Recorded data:
## START

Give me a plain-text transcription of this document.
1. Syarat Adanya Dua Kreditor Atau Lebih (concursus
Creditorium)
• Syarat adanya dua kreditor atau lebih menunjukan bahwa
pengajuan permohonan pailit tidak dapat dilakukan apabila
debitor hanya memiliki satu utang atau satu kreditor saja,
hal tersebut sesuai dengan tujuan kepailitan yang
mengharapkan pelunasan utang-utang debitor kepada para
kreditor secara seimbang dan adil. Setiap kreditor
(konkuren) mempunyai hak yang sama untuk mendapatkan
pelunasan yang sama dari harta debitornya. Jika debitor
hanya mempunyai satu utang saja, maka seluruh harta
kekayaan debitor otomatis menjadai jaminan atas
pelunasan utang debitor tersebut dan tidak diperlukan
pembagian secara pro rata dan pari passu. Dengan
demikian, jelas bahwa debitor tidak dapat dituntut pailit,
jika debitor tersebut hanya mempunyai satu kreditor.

## END

**What needs to be done:** Reproduce every line above without error.

**Exercise response:**
Give me a plain-text transcription of this document.
1. Syarat Adanya Dua Kreditor Atau Lebih (concursus
Creditorium)
• Syarat adanya dua kreditor atau lebih menunjukan bahwa
pengajuan permohonan pailit tidak dapat dilakukan apabila
debitor hanya memiliki satu utang atau satu kreditor saja,
hal tersebut sesuai dengan tujuan kepailitan yang
mengharapkan pelunasan utang-utang debitor kepada para
kreditor secara seimbang dan adil. Setiap kreditor
(konkuren) mempunyai hak yang sama untuk mendapatkan
pelunasan yang sama dari harta debitornya. Jika debitor
hanya mempunyai satu utang saja, maka seluruh harta
kekayaan debitor otomatis menjadai jaminan atas
pelunasan utang debitor tersebut dan tidak diperlukan
pembagian secara pro rata dan pari passu. Dengan
demikian, jelas bahwa debitor tidak dapat dituntut pailit,
jika debitor tersebut hanya mempunyai satu kreditor.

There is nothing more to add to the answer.